§ TASK DETAILS: Exactly repeat the material, dropping every picture from the copy.

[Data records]

● ● ●

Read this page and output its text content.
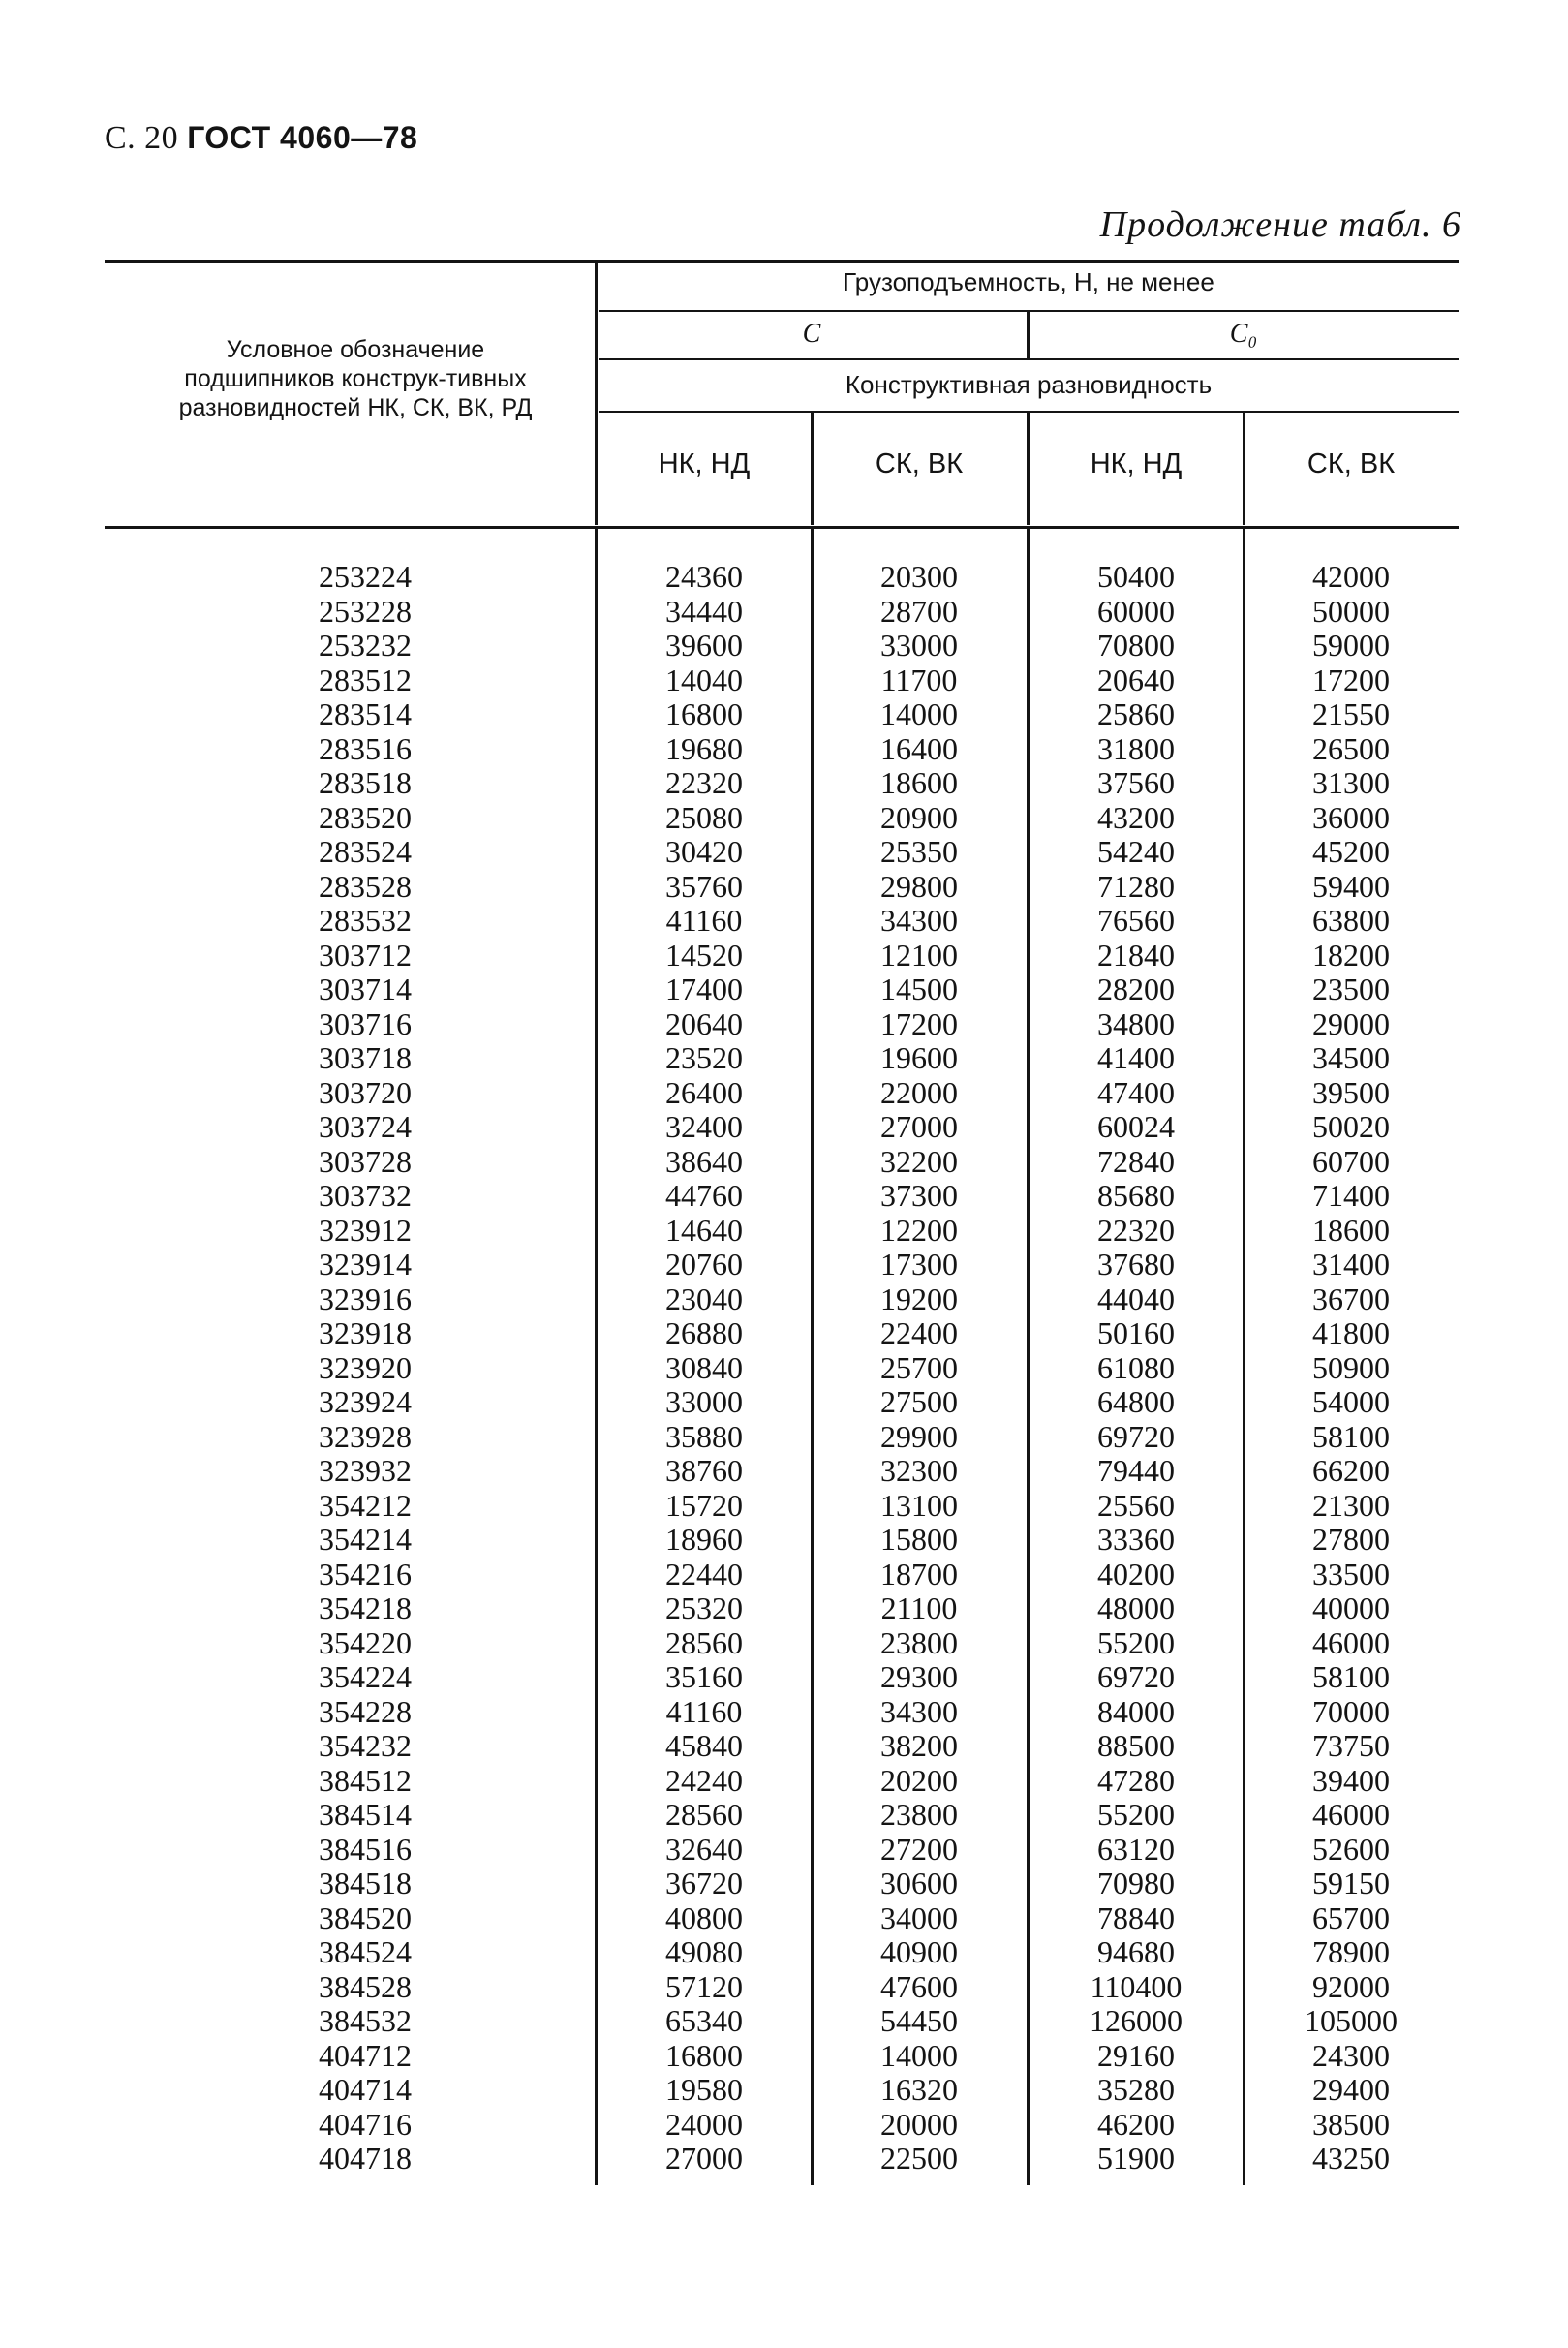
С. 20 ГОСТ 4060—78
Продолжение табл. 6
Условное обозначение подшипников конструк-тивных разновидностей НК, СК, ВК, РД
Грузоподъемность, Н, не менее
C	C₀
Конструктивная разновидность
НК, НД	СК, ВК	НК, НД	СК, ВК
253224	24360	20300	50400	42000
253228	34440	28700	60000	50000
253232	39600	33000	70800	59000
283512	14040	11700	20640	17200
283514	16800	14000	25860	21550
283516	19680	16400	31800	26500
283518	22320	18600	37560	31300
283520	25080	20900	43200	36000
283524	30420	25350	54240	45200
283528	35760	29800	71280	59400
283532	41160	34300	76560	63800
303712	14520	12100	21840	18200
303714	17400	14500	28200	23500
303716	20640	17200	34800	29000
303718	23520	19600	41400	34500
303720	26400	22000	47400	39500
303724	32400	27000	60024	50020
303728	38640	32200	72840	60700
303732	44760	37300	85680	71400
323912	14640	12200	22320	18600
323914	20760	17300	37680	31400
323916	23040	19200	44040	36700
323918	26880	22400	50160	41800
323920	30840	25700	61080	50900
323924	33000	27500	64800	54000
323928	35880	29900	69720	58100
323932	38760	32300	79440	66200
354212	15720	13100	25560	21300
354214	18960	15800	33360	27800
354216	22440	18700	40200	33500
354218	25320	21100	48000	40000
354220	28560	23800	55200	46000
354224	35160	29300	69720	58100
354228	41160	34300	84000	70000
354232	45840	38200	88500	73750
384512	24240	20200	47280	39400
384514	28560	23800	55200	46000
384516	32640	27200	63120	52600
384518	36720	30600	70980	59150
384520	40800	34000	78840	65700
384524	49080	40900	94680	78900
384528	57120	47600	110400	92000
384532	65340	54450	126000	105000
404712	16800	14000	29160	24300
404714	19580	16320	35280	29400
404716	24000	20000	46200	38500
404718	27000	22500	51900	43250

● ● ●

§ TASK RESULT:
Read this page and output its text content.
С. 20 ГОСТ 4060—78
Продолжение табл. 6
Условное обозначение подшипников конструк-тивных разновидностей НК, СК, ВК, РД
Грузоподъемность, Н, не менее
C	C₀
Конструктивная разновидность
НК, НД	СК, ВК	НК, НД	СК, ВК
253224	24360	20300	50400	42000
253228	34440	28700	60000	50000
253232	39600	33000	70800	59000
283512	14040	11700	20640	17200
283514	16800	14000	25860	21550
283516	19680	16400	31800	26500
283518	22320	18600	37560	31300
283520	25080	20900	43200	36000
283524	30420	25350	54240	45200
283528	35760	29800	71280	59400
283532	41160	34300	76560	63800
303712	14520	12100	21840	18200
303714	17400	14500	28200	23500
303716	20640	17200	34800	29000
303718	23520	19600	41400	34500
303720	26400	22000	47400	39500
303724	32400	27000	60024	50020
303728	38640	32200	72840	60700
303732	44760	37300	85680	71400
323912	14640	12200	22320	18600
323914	20760	17300	37680	31400
323916	23040	19200	44040	36700
323918	26880	22400	50160	41800
323920	30840	25700	61080	50900
323924	33000	27500	64800	54000
323928	35880	29900	69720	58100
323932	38760	32300	79440	66200
354212	15720	13100	25560	21300
354214	18960	15800	33360	27800
354216	22440	18700	40200	33500
354218	25320	21100	48000	40000
354220	28560	23800	55200	46000
354224	35160	29300	69720	58100
354228	41160	34300	84000	70000
354232	45840	38200	88500	73750
384512	24240	20200	47280	39400
384514	28560	23800	55200	46000
384516	32640	27200	63120	52600
384518	36720	30600	70980	59150
384520	40800	34000	78840	65700
384524	49080	40900	94680	78900
384528	57120	47600	110400	92000
384532	65340	54450	126000	105000
404712	16800	14000	29160	24300
404714	19580	16320	35280	29400
404716	24000	20000	46200	38500
404718	27000	22500	51900	43250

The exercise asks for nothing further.